* [OBJECTIVE]: Format every line of the records below as a JSON list of strings, one string per line, with blank lines left out.

* [EXERCISE INPUT]:
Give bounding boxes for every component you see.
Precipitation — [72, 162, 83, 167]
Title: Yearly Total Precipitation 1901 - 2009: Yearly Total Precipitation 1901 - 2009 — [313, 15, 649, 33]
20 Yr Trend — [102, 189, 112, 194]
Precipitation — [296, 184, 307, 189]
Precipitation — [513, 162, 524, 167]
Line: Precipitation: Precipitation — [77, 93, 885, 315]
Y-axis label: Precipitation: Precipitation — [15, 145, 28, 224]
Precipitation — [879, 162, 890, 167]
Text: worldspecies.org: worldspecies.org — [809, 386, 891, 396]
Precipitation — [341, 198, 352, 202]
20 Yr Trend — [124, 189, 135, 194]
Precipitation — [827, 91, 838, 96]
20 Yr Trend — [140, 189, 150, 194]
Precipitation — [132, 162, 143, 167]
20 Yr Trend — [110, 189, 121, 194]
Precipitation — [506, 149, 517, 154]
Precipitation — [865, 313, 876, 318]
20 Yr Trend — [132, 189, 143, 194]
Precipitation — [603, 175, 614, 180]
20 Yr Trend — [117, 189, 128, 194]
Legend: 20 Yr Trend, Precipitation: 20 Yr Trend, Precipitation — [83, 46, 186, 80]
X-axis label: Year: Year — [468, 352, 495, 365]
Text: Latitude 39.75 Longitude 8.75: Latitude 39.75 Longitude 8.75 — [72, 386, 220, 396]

* [COMPLETE ANSWER]:
[
  "Give bounding boxes for every component you see.",
  "Precipitation — [72, 162, 83, 167]",
  "Title: Yearly Total Precipitation 1901 - 2009: Yearly Total Precipitation 1901 - 2009 — [313, 15, 649, 33]",
  "20 Yr Trend — [102, 189, 112, 194]",
  "Precipitation — [296, 184, 307, 189]",
  "Precipitation — [513, 162, 524, 167]",
  "Line: Precipitation: Precipitation — [77, 93, 885, 315]",
  "Y-axis label: Precipitation: Precipitation — [15, 145, 28, 224]",
  "Precipitation — [879, 162, 890, 167]",
  "Text: worldspecies.org: worldspecies.org — [809, 386, 891, 396]",
  "Precipitation — [341, 198, 352, 202]",
  "20 Yr Trend — [124, 189, 135, 194]",
  "Precipitation — [827, 91, 838, 96]",
  "20 Yr Trend — [140, 189, 150, 194]",
  "Precipitation — [132, 162, 143, 167]",
  "20 Yr Trend — [110, 189, 121, 194]",
  "Precipitation — [506, 149, 517, 154]",
  "Precipitation — [865, 313, 876, 318]",
  "20 Yr Trend — [132, 189, 143, 194]",
  "Precipitation — [603, 175, 614, 180]",
  "20 Yr Trend — [117, 189, 128, 194]",
  "Legend: 20 Yr Trend, Precipitation: 20 Yr Trend, Precipitation — [83, 46, 186, 80]",
  "X-axis label: Year: Year — [468, 352, 495, 365]",
  "Text: Latitude 39.75 Longitude 8.75: Latitude 39.75 Longitude 8.75 — [72, 386, 220, 396]"
]